• _Written request_:
Produce an exact transcription of the listing below, omitting the pictures.

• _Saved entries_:
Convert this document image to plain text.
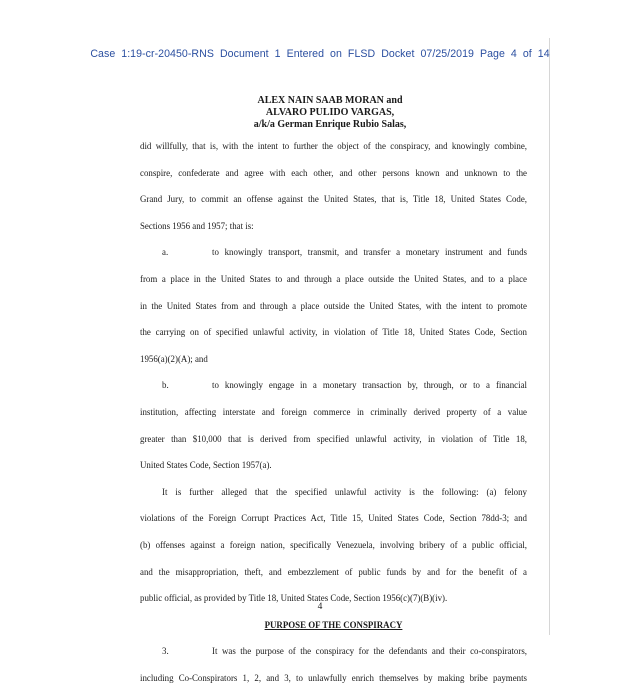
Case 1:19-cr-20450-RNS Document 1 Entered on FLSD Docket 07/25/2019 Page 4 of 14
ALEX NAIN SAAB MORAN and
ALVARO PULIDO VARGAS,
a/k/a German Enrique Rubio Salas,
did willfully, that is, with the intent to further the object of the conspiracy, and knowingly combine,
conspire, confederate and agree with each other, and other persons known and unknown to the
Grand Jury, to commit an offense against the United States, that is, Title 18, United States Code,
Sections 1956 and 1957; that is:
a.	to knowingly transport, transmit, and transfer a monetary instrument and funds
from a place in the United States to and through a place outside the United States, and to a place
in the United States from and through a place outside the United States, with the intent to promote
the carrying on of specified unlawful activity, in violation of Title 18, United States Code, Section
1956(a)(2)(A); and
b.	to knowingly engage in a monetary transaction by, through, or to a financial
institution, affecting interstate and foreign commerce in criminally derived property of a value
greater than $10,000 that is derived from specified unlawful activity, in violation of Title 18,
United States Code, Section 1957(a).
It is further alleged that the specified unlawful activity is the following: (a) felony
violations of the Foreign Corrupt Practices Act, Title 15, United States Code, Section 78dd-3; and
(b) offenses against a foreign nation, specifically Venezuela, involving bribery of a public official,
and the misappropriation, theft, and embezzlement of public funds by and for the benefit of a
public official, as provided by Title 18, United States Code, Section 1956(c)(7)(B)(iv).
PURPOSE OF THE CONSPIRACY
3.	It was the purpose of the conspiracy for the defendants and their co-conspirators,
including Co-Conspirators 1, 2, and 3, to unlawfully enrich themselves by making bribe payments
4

• _Full response_:
Convert this document image to plain text.
Case 1:19-cr-20450-RNS Document 1 Entered on FLSD Docket 07/25/2019 Page 4 of 14
ALEX NAIN SAAB MORAN and
ALVARO PULIDO VARGAS,
a/k/a German Enrique Rubio Salas,
did willfully, that is, with the intent to further the object of the conspiracy, and knowingly combine,
conspire, confederate and agree with each other, and other persons known and unknown to the
Grand Jury, to commit an offense against the United States, that is, Title 18, United States Code,
Sections 1956 and 1957; that is:
a.	to knowingly transport, transmit, and transfer a monetary instrument and funds
from a place in the United States to and through a place outside the United States, and to a place
in the United States from and through a place outside the United States, with the intent to promote
the carrying on of specified unlawful activity, in violation of Title 18, United States Code, Section
1956(a)(2)(A); and
b.	to knowingly engage in a monetary transaction by, through, or to a financial
institution, affecting interstate and foreign commerce in criminally derived property of a value
greater than $10,000 that is derived from specified unlawful activity, in violation of Title 18,
United States Code, Section 1957(a).
It is further alleged that the specified unlawful activity is the following: (a) felony
violations of the Foreign Corrupt Practices Act, Title 15, United States Code, Section 78dd-3; and
(b) offenses against a foreign nation, specifically Venezuela, involving bribery of a public official,
and the misappropriation, theft, and embezzlement of public funds by and for the benefit of a
public official, as provided by Title 18, United States Code, Section 1956(c)(7)(B)(iv).
PURPOSE OF THE CONSPIRACY
3.	It was the purpose of the conspiracy for the defendants and their co-conspirators,
including Co-Conspirators 1, 2, and 3, to unlawfully enrich themselves by making bribe payments
4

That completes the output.